> **Material**

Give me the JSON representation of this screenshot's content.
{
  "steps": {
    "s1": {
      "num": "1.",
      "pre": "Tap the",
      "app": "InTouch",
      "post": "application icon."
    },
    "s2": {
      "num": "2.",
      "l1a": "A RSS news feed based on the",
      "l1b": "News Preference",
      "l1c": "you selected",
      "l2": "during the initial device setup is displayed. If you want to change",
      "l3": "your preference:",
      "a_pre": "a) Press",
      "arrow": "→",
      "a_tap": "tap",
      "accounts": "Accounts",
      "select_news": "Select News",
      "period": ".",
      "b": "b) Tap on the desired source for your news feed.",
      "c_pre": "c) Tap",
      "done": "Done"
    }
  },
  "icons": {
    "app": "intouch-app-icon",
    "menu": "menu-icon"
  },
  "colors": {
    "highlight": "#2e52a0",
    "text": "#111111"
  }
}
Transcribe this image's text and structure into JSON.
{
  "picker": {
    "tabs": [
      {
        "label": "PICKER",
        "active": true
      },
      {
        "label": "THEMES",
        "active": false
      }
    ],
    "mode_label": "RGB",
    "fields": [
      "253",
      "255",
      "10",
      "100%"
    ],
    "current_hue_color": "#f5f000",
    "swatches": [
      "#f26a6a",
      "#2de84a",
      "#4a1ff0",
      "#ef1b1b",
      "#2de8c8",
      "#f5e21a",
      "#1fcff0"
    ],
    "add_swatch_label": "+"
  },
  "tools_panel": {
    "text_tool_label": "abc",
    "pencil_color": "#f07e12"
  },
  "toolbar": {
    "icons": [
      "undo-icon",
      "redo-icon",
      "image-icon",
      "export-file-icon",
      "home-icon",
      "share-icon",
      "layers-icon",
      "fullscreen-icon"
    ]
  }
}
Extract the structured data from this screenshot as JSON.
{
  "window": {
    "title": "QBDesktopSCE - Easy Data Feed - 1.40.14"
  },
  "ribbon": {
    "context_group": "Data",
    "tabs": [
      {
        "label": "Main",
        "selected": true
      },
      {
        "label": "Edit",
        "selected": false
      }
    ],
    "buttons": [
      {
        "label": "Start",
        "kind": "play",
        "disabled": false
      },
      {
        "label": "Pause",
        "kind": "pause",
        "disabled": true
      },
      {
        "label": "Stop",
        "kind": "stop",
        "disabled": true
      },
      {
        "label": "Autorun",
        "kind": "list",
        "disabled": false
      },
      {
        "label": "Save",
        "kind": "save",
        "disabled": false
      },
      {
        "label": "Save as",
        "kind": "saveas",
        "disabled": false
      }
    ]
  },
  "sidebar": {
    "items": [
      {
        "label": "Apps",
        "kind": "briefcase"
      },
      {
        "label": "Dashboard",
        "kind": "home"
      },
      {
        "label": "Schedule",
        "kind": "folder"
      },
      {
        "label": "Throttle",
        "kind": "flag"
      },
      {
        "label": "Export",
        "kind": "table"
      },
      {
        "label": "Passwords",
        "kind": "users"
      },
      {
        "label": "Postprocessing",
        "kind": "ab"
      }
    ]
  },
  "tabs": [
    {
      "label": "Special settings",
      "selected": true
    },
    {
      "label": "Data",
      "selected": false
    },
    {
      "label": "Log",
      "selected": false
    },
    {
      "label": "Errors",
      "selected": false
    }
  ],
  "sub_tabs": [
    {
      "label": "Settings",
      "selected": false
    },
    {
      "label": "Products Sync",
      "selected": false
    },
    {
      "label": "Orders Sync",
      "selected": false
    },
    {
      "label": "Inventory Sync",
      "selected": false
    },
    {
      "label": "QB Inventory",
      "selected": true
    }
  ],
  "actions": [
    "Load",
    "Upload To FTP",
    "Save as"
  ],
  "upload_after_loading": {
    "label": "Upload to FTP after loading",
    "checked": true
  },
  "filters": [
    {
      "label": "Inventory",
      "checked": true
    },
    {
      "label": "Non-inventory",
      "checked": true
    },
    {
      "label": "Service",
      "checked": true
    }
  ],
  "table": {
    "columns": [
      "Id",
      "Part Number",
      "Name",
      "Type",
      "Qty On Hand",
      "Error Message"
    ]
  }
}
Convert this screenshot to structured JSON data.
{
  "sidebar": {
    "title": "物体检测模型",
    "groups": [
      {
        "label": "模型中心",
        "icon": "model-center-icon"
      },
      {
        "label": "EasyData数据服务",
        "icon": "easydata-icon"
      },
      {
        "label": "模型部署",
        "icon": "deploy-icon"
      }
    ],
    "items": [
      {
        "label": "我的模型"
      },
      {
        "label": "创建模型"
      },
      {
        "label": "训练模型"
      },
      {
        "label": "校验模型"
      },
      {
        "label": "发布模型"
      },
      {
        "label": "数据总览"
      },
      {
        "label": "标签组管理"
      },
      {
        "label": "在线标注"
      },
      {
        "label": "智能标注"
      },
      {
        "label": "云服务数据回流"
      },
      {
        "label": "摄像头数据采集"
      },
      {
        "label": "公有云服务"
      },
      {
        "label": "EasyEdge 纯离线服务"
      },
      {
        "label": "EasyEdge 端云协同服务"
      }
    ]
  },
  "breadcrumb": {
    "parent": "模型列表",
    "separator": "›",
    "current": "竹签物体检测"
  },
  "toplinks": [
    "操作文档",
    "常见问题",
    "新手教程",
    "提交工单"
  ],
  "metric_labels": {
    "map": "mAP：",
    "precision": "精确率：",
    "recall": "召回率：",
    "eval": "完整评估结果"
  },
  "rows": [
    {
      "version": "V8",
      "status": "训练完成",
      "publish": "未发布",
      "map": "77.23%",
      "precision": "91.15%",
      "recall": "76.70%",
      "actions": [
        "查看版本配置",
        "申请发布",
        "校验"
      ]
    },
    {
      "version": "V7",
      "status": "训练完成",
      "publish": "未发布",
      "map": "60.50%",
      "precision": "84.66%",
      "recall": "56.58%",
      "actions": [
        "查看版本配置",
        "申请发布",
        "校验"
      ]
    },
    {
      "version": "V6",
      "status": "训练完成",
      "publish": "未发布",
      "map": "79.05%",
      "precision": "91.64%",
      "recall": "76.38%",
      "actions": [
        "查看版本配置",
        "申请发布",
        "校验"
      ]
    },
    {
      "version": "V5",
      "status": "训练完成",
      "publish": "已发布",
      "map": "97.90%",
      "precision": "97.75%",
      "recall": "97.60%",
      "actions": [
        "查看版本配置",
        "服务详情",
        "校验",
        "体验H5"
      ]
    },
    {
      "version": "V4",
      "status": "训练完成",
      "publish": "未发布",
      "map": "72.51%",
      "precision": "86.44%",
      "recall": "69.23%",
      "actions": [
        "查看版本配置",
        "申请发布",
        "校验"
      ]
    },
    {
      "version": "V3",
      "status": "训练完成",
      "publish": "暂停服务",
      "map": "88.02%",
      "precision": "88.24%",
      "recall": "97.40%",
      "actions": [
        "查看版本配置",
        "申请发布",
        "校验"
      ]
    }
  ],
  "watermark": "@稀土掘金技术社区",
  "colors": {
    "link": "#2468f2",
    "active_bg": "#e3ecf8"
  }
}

> **Do this**
Identify the lines of the data that contain the word "JSON". Copy each of them.

> **Solution**
Give me the JSON representation of this screenshot's content.
Transcribe this image's text and structure into JSON.
Extract the structured data from this screenshot as JSON.
Convert this screenshot to structured JSON data.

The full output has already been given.